### Source records
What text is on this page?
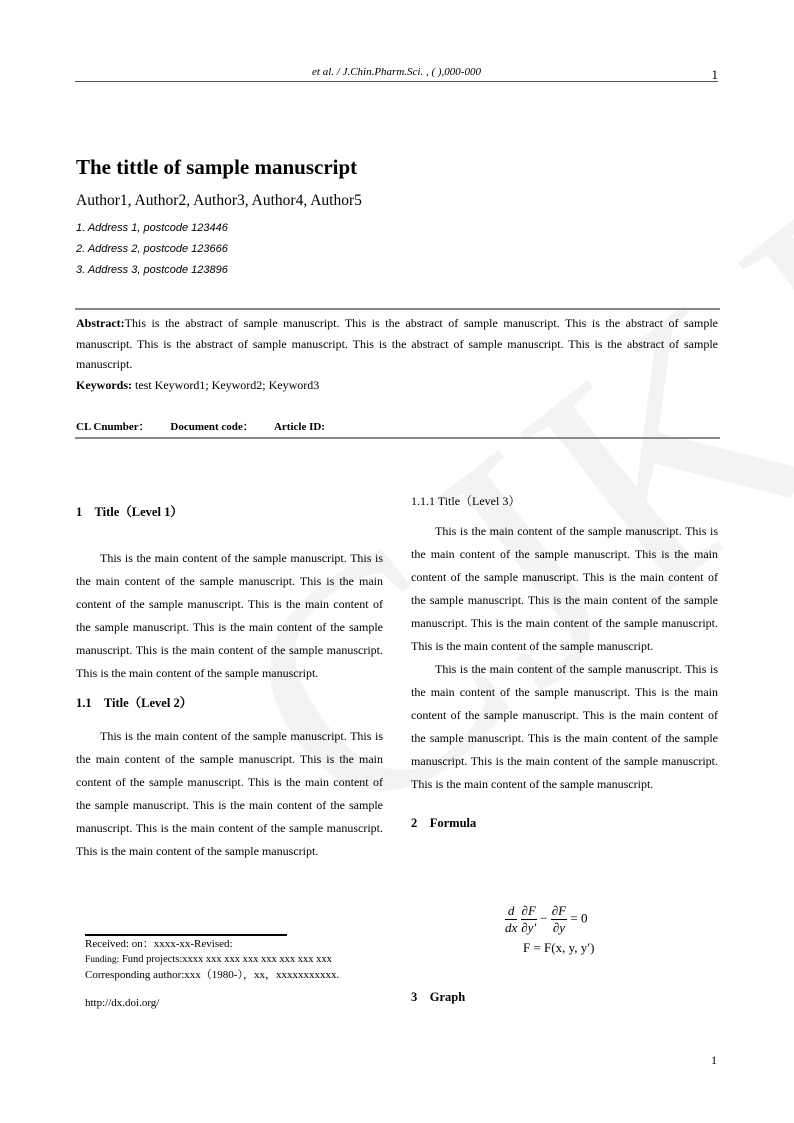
et al. / J.Chin.Pharm.Sci. , ( ),000-000	1
The tittle of sample manuscript
Author1, Author2, Author3, Author4, Author5
1. Address 1, postcode 123446
2. Address 2, postcode 123666
3. Address 3, postcode 123896
Abstract:This is the abstract of sample manuscript. This is the abstract of sample manuscript. This is the abstract of sample manuscript. This is the abstract of sample manuscript. This is the abstract of sample manuscript. This is the abstract of sample manuscript.
Keywords: test Keyword1; Keyword2; Keyword3
CL Cnumber： Document code： Article ID:
1    Title（Level 1）

This is the main content of the sample manuscript. This is the main content of the sample manuscript. This is the main content of the sample manuscript. This is the main content of the sample manuscript. This is the main content of the sample manuscript. This is the main content of the sample manuscript. This is the main content of the sample manuscript.

1.1    Title（Level 2）

This is the main content of the sample manuscript. This is the main content of the sample manuscript. This is the main content of the sample manuscript. This is the main content of the sample manuscript. This is the main content of the sample manuscript. This is the main content of the sample manuscript. This is the main content of the sample manuscript.

1.1.1 Title（Level 3）

This is the main content of the sample manuscript. This is the main content of the sample manuscript. This is the main content of the sample manuscript. This is the main content of the sample manuscript. This is the main content of the sample manuscript. This is the main content of the sample manuscript. This is the main content of the sample manuscript.

This is the main content of the sample manuscript. This is the main content of the sample manuscript. This is the main content of the sample manuscript. This is the main content of the sample manuscript. This is the main content of the sample manuscript. This is the main content of the sample manuscript. This is the main content of the sample manuscript.

2    Formula
$\frac{d}{dx}$
$\frac{\partial F}{\partial y'} - \frac{\partial F}{\partial y} = 0$
F = F(x, y, y′)
3    Graph
Received: on：xxxx-xx-Revised:
Funding: Fund projects:xxxx xxx xxx xxx xxx xxx xxx xxx
Corresponding author:xxx（1980-），xx，xxxxxxxxxxx.
http://dx.doi.org/
1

### Work to do
Write out every entry again word for word, without any of the pictures.

### Full solution
What text is on this page?
et al. / J.Chin.Pharm.Sci. , ( ),000-000	1
The tittle of sample manuscript
Author1, Author2, Author3, Author4, Author5
1. Address 1, postcode 123446
2. Address 2, postcode 123666
3. Address 3, postcode 123896
Abstract:This is the abstract of sample manuscript. This is the abstract of sample manuscript. This is the abstract of sample manuscript. This is the abstract of sample manuscript. This is the abstract of sample manuscript. This is the abstract of sample manuscript.
Keywords: test Keyword1; Keyword2; Keyword3
CL Cnumber： Document code： Article ID:
1    Title（Level 1）

This is the main content of the sample manuscript. This is the main content of the sample manuscript. This is the main content of the sample manuscript. This is the main content of the sample manuscript. This is the main content of the sample manuscript. This is the main content of the sample manuscript. This is the main content of the sample manuscript.

1.1    Title（Level 2）

This is the main content of the sample manuscript. This is the main content of the sample manuscript. This is the main content of the sample manuscript. This is the main content of the sample manuscript. This is the main content of the sample manuscript. This is the main content of the sample manuscript. This is the main content of the sample manuscript.

1.1.1 Title（Level 3）

This is the main content of the sample manuscript. This is the main content of the sample manuscript. This is the main content of the sample manuscript. This is the main content of the sample manuscript. This is the main content of the sample manuscript. This is the main content of the sample manuscript. This is the main content of the sample manuscript.

This is the main content of the sample manuscript. This is the main content of the sample manuscript. This is the main content of the sample manuscript. This is the main content of the sample manuscript. This is the main content of the sample manuscript. This is the main content of the sample manuscript. This is the main content of the sample manuscript.

2    Formula
$\frac{d}{dx}$
$\frac{\partial F}{\partial y'} - \frac{\partial F}{\partial y} = 0$
F = F(x, y, y′)
3    Graph
Received: on：xxxx-xx-Revised:
Funding: Fund projects:xxxx xxx xxx xxx xxx xxx xxx xxx
Corresponding author:xxx（1980-），xx，xxxxxxxxxxx.
http://dx.doi.org/
1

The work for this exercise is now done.